* [Provided entries]
<<<<

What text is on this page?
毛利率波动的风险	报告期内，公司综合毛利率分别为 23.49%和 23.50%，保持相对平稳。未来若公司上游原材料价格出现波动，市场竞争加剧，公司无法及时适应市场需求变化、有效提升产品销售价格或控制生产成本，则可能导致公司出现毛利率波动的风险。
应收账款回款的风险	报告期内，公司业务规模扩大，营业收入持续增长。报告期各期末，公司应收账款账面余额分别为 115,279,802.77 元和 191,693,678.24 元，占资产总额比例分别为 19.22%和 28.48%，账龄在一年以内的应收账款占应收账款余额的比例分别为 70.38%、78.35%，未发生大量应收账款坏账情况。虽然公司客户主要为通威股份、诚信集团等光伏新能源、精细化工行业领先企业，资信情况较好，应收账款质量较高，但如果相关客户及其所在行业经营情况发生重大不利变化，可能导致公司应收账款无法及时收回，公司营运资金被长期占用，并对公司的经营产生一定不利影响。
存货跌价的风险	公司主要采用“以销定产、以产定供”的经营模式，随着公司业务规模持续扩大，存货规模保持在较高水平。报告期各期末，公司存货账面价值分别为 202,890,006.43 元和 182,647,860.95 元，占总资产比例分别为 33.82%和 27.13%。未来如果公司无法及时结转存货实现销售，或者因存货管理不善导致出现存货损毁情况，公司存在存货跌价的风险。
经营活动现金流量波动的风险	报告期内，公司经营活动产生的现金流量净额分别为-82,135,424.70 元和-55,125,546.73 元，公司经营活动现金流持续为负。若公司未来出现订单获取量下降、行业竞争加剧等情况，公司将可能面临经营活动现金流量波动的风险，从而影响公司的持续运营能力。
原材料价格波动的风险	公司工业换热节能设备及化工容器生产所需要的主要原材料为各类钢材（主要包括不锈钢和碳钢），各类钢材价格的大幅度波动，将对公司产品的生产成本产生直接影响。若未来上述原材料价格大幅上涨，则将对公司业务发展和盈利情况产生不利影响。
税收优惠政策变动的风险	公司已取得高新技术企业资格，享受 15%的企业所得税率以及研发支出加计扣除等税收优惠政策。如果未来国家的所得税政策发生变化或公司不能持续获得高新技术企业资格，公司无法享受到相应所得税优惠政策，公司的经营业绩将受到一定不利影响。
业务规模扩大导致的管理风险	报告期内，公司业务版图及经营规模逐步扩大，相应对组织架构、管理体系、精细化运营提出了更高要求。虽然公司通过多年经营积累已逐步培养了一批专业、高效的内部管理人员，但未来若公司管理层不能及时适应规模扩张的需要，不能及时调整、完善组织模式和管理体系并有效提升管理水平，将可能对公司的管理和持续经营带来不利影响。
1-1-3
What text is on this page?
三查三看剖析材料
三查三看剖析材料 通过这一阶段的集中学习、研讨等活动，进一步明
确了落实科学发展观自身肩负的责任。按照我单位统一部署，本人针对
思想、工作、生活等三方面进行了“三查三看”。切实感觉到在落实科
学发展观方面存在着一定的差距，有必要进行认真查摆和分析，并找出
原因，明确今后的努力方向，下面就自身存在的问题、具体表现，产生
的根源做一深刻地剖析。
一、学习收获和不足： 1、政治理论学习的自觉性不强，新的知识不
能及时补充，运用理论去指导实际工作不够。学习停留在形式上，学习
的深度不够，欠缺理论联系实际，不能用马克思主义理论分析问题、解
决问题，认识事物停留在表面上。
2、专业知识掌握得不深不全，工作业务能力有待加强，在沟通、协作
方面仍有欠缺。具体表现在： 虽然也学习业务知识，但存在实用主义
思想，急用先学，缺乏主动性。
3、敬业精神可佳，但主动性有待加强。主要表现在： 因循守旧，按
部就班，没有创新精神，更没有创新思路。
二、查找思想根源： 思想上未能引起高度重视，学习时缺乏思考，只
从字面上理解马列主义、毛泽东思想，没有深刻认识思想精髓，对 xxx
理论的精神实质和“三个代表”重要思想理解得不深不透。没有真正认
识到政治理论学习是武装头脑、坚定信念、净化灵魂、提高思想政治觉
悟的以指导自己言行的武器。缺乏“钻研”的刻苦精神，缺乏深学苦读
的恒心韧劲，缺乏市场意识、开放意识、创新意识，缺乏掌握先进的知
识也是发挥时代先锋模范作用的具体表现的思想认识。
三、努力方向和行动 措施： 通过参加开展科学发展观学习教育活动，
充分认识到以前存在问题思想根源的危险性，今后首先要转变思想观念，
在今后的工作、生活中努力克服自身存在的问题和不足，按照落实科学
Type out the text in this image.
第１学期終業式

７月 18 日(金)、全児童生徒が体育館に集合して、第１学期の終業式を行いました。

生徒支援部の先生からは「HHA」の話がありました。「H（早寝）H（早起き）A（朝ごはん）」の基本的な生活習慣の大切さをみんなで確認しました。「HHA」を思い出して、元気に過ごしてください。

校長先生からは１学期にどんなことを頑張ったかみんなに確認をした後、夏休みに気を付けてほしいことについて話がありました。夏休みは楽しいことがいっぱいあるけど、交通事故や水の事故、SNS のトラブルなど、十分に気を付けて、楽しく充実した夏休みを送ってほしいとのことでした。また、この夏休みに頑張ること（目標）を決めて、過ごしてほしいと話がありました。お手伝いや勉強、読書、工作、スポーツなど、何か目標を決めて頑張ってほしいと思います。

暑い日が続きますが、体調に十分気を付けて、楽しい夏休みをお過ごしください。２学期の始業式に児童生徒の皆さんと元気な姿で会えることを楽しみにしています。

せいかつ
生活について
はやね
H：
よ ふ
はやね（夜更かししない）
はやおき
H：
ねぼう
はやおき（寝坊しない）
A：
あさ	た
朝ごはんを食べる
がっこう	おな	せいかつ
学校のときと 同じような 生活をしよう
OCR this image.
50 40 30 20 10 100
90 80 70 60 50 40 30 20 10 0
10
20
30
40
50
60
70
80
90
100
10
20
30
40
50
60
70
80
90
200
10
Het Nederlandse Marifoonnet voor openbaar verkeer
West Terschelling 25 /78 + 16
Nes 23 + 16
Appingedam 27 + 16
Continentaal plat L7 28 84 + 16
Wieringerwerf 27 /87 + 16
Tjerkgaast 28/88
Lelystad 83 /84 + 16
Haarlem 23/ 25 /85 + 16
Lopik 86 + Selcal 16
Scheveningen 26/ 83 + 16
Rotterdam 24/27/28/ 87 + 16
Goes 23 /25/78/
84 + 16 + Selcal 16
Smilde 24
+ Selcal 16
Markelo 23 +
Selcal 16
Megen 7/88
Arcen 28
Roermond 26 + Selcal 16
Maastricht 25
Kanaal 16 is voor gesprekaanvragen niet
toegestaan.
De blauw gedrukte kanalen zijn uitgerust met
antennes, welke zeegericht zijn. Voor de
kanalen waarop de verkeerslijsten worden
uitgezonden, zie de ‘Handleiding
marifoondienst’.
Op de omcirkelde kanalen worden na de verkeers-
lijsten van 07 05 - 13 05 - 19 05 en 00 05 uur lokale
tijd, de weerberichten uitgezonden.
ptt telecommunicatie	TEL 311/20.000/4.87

>>>>

* [To do]
Repeat all of the records above exactly as they appear.

* [In response]
What text is on this page?
毛利率波动的风险	报告期内，公司综合毛利率分别为 23.49%和 23.50%，保持相对平稳。未来若公司上游原材料价格出现波动，市场竞争加剧，公司无法及时适应市场需求变化、有效提升产品销售价格或控制生产成本，则可能导致公司出现毛利率波动的风险。
应收账款回款的风险	报告期内，公司业务规模扩大，营业收入持续增长。报告期各期末，公司应收账款账面余额分别为 115,279,802.77 元和 191,693,678.24 元，占资产总额比例分别为 19.22%和 28.48%，账龄在一年以内的应收账款占应收账款余额的比例分别为 70.38%、78.35%，未发生大量应收账款坏账情况。虽然公司客户主要为通威股份、诚信集团等光伏新能源、精细化工行业领先企业，资信情况较好，应收账款质量较高，但如果相关客户及其所在行业经营情况发生重大不利变化，可能导致公司应收账款无法及时收回，公司营运资金被长期占用，并对公司的经营产生一定不利影响。
存货跌价的风险	公司主要采用“以销定产、以产定供”的经营模式，随着公司业务规模持续扩大，存货规模保持在较高水平。报告期各期末，公司存货账面价值分别为 202,890,006.43 元和 182,647,860.95 元，占总资产比例分别为 33.82%和 27.13%。未来如果公司无法及时结转存货实现销售，或者因存货管理不善导致出现存货损毁情况，公司存在存货跌价的风险。
经营活动现金流量波动的风险	报告期内，公司经营活动产生的现金流量净额分别为-82,135,424.70 元和-55,125,546.73 元，公司经营活动现金流持续为负。若公司未来出现订单获取量下降、行业竞争加剧等情况，公司将可能面临经营活动现金流量波动的风险，从而影响公司的持续运营能力。
原材料价格波动的风险	公司工业换热节能设备及化工容器生产所需要的主要原材料为各类钢材（主要包括不锈钢和碳钢），各类钢材价格的大幅度波动，将对公司产品的生产成本产生直接影响。若未来上述原材料价格大幅上涨，则将对公司业务发展和盈利情况产生不利影响。
税收优惠政策变动的风险	公司已取得高新技术企业资格，享受 15%的企业所得税率以及研发支出加计扣除等税收优惠政策。如果未来国家的所得税政策发生变化或公司不能持续获得高新技术企业资格，公司无法享受到相应所得税优惠政策，公司的经营业绩将受到一定不利影响。
业务规模扩大导致的管理风险	报告期内，公司业务版图及经营规模逐步扩大，相应对组织架构、管理体系、精细化运营提出了更高要求。虽然公司通过多年经营积累已逐步培养了一批专业、高效的内部管理人员，但未来若公司管理层不能及时适应规模扩张的需要，不能及时调整、完善组织模式和管理体系并有效提升管理水平，将可能对公司的管理和持续经营带来不利影响。
1-1-3
What text is on this page?
三查三看剖析材料
三查三看剖析材料 通过这一阶段的集中学习、研讨等活动，进一步明
确了落实科学发展观自身肩负的责任。按照我单位统一部署，本人针对
思想、工作、生活等三方面进行了“三查三看”。切实感觉到在落实科
学发展观方面存在着一定的差距，有必要进行认真查摆和分析，并找出
原因，明确今后的努力方向，下面就自身存在的问题、具体表现，产生
的根源做一深刻地剖析。
一、学习收获和不足： 1、政治理论学习的自觉性不强，新的知识不
能及时补充，运用理论去指导实际工作不够。学习停留在形式上，学习
的深度不够，欠缺理论联系实际，不能用马克思主义理论分析问题、解
决问题，认识事物停留在表面上。
2、专业知识掌握得不深不全，工作业务能力有待加强，在沟通、协作
方面仍有欠缺。具体表现在： 虽然也学习业务知识，但存在实用主义
思想，急用先学，缺乏主动性。
3、敬业精神可佳，但主动性有待加强。主要表现在： 因循守旧，按
部就班，没有创新精神，更没有创新思路。
二、查找思想根源： 思想上未能引起高度重视，学习时缺乏思考，只
从字面上理解马列主义、毛泽东思想，没有深刻认识思想精髓，对 xxx
理论的精神实质和“三个代表”重要思想理解得不深不透。没有真正认
识到政治理论学习是武装头脑、坚定信念、净化灵魂、提高思想政治觉
悟的以指导自己言行的武器。缺乏“钻研”的刻苦精神，缺乏深学苦读
的恒心韧劲，缺乏市场意识、开放意识、创新意识，缺乏掌握先进的知
识也是发挥时代先锋模范作用的具体表现的思想认识。
三、努力方向和行动 措施： 通过参加开展科学发展观学习教育活动，
充分认识到以前存在问题思想根源的危险性，今后首先要转变思想观念，
在今后的工作、生活中努力克服自身存在的问题和不足，按照落实科学
Type out the text in this image.
第１学期終業式

７月 18 日(金)、全児童生徒が体育館に集合して、第１学期の終業式を行いました。

生徒支援部の先生からは「HHA」の話がありました。「H（早寝）H（早起き）A（朝ごはん）」の基本的な生活習慣の大切さをみんなで確認しました。「HHA」を思い出して、元気に過ごしてください。

校長先生からは１学期にどんなことを頑張ったかみんなに確認をした後、夏休みに気を付けてほしいことについて話がありました。夏休みは楽しいことがいっぱいあるけど、交通事故や水の事故、SNS のトラブルなど、十分に気を付けて、楽しく充実した夏休みを送ってほしいとのことでした。また、この夏休みに頑張ること（目標）を決めて、過ごしてほしいと話がありました。お手伝いや勉強、読書、工作、スポーツなど、何か目標を決めて頑張ってほしいと思います。

暑い日が続きますが、体調に十分気を付けて、楽しい夏休みをお過ごしください。２学期の始業式に児童生徒の皆さんと元気な姿で会えることを楽しみにしています。

せいかつ
生活について
はやね
H：
よ ふ
はやね（夜更かししない）
はやおき
H：
ねぼう
はやおき（寝坊しない）
A：
あさ	た
朝ごはんを食べる
がっこう	おな	せいかつ
学校のときと 同じような 生活をしよう
OCR this image.
50 40 30 20 10 100
90 80 70 60 50 40 30 20 10 0
10
20
30
40
50
60
70
80
90
100
10
20
30
40
50
60
70
80
90
200
10
Het Nederlandse Marifoonnet voor openbaar verkeer
West Terschelling 25 /78 + 16
Nes 23 + 16
Appingedam 27 + 16
Continentaal plat L7 28 84 + 16
Wieringerwerf 27 /87 + 16
Tjerkgaast 28/88
Lelystad 83 /84 + 16
Haarlem 23/ 25 /85 + 16
Lopik 86 + Selcal 16
Scheveningen 26/ 83 + 16
Rotterdam 24/27/28/ 87 + 16
Goes 23 /25/78/
84 + 16 + Selcal 16
Smilde 24
+ Selcal 16
Markelo 23 +
Selcal 16
Megen 7/88
Arcen 28
Roermond 26 + Selcal 16
Maastricht 25
Kanaal 16 is voor gesprekaanvragen niet
toegestaan.
De blauw gedrukte kanalen zijn uitgerust met
antennes, welke zeegericht zijn. Voor de
kanalen waarop de verkeerslijsten worden
uitgezonden, zie de ‘Handleiding
marifoondienst’.
Op de omcirkelde kanalen worden na de verkeers-
lijsten van 07 05 - 13 05 - 19 05 en 00 05 uur lokale
tijd, de weerberichten uitgezonden.
ptt telecommunicatie	TEL 311/20.000/4.87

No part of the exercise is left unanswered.